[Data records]
···
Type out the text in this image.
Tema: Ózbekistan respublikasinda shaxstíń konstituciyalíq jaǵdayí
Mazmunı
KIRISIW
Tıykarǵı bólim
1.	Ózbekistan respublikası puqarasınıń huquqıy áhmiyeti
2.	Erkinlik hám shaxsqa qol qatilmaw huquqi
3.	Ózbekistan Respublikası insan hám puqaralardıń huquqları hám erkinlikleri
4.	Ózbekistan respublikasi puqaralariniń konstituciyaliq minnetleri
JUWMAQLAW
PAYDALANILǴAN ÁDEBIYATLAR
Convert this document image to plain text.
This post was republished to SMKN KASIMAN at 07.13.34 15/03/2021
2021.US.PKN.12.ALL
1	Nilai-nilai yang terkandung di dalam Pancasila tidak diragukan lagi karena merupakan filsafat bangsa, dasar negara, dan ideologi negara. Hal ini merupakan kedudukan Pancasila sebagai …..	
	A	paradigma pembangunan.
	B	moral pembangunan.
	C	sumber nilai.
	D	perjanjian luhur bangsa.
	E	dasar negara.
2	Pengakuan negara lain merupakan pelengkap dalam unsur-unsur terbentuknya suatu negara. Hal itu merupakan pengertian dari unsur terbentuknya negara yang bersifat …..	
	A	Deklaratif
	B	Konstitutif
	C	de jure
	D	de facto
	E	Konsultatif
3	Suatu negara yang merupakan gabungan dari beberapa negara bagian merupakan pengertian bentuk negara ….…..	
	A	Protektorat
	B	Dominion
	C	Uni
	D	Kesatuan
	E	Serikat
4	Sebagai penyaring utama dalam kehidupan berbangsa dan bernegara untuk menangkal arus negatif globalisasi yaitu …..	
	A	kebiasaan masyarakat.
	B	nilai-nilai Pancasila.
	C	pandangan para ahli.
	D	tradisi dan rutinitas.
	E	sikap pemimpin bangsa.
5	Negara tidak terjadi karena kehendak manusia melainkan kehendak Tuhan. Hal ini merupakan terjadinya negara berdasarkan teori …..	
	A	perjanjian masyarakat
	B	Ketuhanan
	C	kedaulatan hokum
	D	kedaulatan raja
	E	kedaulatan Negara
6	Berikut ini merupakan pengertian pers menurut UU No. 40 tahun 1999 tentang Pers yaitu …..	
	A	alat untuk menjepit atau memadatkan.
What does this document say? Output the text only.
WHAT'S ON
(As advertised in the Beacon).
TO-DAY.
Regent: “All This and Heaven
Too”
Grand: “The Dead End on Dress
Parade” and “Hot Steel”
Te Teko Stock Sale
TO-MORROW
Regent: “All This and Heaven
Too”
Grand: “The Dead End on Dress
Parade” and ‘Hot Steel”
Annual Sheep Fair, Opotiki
···
• **TASK REQUIREMENTS**: Write out every record, exactly as written.

• **RESULT BELOW**:
Type out the text in this image.
Tema: Ózbekistan respublikasinda shaxstíń konstituciyalíq jaǵdayí
Mazmunı
KIRISIW
Tıykarǵı bólim
1.	Ózbekistan respublikası puqarasınıń huquqıy áhmiyeti
2.	Erkinlik hám shaxsqa qol qatilmaw huquqi
3.	Ózbekistan Respublikası insan hám puqaralardıń huquqları hám erkinlikleri
4.	Ózbekistan respublikasi puqaralariniń konstituciyaliq minnetleri
JUWMAQLAW
PAYDALANILǴAN ÁDEBIYATLAR
Convert this document image to plain text.
This post was republished to SMKN KASIMAN at 07.13.34 15/03/2021
2021.US.PKN.12.ALL
1	Nilai-nilai yang terkandung di dalam Pancasila tidak diragukan lagi karena merupakan filsafat bangsa, dasar negara, dan ideologi negara. Hal ini merupakan kedudukan Pancasila sebagai …..	
	A	paradigma pembangunan.
	B	moral pembangunan.
	C	sumber nilai.
	D	perjanjian luhur bangsa.
	E	dasar negara.
2	Pengakuan negara lain merupakan pelengkap dalam unsur-unsur terbentuknya suatu negara. Hal itu merupakan pengertian dari unsur terbentuknya negara yang bersifat …..	
	A	Deklaratif
	B	Konstitutif
	C	de jure
	D	de facto
	E	Konsultatif
3	Suatu negara yang merupakan gabungan dari beberapa negara bagian merupakan pengertian bentuk negara ….…..	
	A	Protektorat
	B	Dominion
	C	Uni
	D	Kesatuan
	E	Serikat
4	Sebagai penyaring utama dalam kehidupan berbangsa dan bernegara untuk menangkal arus negatif globalisasi yaitu …..	
	A	kebiasaan masyarakat.
	B	nilai-nilai Pancasila.
	C	pandangan para ahli.
	D	tradisi dan rutinitas.
	E	sikap pemimpin bangsa.
5	Negara tidak terjadi karena kehendak manusia melainkan kehendak Tuhan. Hal ini merupakan terjadinya negara berdasarkan teori …..	
	A	perjanjian masyarakat
	B	Ketuhanan
	C	kedaulatan hokum
	D	kedaulatan raja
	E	kedaulatan Negara
6	Berikut ini merupakan pengertian pers menurut UU No. 40 tahun 1999 tentang Pers yaitu …..	
	A	alat untuk menjepit atau memadatkan.
What does this document say? Output the text only.
WHAT'S ON
(As advertised in the Beacon).
TO-DAY.
Regent: “All This and Heaven
Too”
Grand: “The Dead End on Dress
Parade” and “Hot Steel”
Te Teko Stock Sale
TO-MORROW
Regent: “All This and Heaven
Too”
Grand: “The Dead End on Dress
Parade” and ‘Hot Steel”
Annual Sheep Fair, Opotiki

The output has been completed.